[Figure dataset records]
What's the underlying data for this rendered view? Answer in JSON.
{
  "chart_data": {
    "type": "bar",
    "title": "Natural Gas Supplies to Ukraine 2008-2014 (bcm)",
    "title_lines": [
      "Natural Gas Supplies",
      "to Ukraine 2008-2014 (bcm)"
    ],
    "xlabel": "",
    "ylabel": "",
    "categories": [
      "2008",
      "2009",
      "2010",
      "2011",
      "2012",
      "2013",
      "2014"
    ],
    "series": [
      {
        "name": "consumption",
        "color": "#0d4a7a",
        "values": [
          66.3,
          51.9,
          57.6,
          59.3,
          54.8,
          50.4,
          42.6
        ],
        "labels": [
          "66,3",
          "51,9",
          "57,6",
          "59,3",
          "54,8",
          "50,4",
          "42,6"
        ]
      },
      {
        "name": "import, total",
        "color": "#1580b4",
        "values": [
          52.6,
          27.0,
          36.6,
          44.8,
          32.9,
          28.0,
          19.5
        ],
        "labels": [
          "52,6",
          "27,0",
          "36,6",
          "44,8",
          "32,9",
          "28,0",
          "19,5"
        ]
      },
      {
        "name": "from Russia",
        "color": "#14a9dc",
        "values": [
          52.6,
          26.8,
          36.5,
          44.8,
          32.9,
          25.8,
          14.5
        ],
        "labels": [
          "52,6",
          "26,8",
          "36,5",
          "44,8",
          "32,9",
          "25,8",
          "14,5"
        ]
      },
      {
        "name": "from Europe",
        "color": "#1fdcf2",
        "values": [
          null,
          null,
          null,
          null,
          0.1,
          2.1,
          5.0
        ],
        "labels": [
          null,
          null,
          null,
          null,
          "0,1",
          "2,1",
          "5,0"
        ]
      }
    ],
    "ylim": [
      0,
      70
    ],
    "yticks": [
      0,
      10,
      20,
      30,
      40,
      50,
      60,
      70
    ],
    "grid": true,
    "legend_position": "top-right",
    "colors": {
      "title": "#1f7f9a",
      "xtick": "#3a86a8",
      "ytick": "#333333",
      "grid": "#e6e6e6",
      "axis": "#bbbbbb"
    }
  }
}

> _Given problem_
Establish how many lines of the records contain the string "Natural" and state that number without elaboration.

> _Exercise solution_
2